▶ What is expected
Extract every line from the records below that contains the word "REINICIO".

[Collected data entries]

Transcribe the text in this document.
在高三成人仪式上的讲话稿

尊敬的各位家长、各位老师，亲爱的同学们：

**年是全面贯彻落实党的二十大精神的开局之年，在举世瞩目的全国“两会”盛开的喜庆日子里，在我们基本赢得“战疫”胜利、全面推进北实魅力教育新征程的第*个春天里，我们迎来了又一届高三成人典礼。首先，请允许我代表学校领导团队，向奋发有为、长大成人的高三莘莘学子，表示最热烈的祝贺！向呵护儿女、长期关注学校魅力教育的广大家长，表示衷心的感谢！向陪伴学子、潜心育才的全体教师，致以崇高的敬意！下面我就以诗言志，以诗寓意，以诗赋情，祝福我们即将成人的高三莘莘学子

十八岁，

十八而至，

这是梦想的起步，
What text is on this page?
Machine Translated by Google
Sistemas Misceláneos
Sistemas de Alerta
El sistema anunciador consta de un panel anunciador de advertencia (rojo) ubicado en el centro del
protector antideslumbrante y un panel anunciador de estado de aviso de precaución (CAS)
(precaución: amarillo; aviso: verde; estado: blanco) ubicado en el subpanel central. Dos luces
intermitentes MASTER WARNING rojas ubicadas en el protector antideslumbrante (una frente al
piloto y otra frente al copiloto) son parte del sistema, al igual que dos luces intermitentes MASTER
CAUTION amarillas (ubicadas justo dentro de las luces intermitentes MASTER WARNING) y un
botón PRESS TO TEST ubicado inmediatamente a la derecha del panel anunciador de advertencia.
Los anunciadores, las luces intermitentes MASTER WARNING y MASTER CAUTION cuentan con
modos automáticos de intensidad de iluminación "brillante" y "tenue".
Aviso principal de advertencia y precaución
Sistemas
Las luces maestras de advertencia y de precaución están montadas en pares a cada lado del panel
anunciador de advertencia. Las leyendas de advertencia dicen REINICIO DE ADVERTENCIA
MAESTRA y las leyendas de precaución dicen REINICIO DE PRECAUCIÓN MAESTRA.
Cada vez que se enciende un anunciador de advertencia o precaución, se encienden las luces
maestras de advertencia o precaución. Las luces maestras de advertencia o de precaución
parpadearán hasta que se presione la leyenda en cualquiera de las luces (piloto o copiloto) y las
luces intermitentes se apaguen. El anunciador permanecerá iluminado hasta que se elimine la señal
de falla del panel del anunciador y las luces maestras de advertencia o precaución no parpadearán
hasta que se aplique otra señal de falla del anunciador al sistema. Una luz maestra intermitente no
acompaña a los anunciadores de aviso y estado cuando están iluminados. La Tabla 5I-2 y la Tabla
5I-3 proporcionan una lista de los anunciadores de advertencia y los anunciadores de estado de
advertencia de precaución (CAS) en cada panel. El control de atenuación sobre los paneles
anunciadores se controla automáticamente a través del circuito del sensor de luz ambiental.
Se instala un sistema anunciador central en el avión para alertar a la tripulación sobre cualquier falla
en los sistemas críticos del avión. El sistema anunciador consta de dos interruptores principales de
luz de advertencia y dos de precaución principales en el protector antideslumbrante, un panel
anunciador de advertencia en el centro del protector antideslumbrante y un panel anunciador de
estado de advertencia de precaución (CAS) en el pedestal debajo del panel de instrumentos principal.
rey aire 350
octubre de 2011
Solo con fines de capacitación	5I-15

▶ Expected output
anunciador de advertencia. Las leyendas de advertencia dicen REINICIO DE ADVERTENCIA
MAESTRA y las leyendas de precaución dicen REINICIO DE PRECAUCIÓN MAESTRA.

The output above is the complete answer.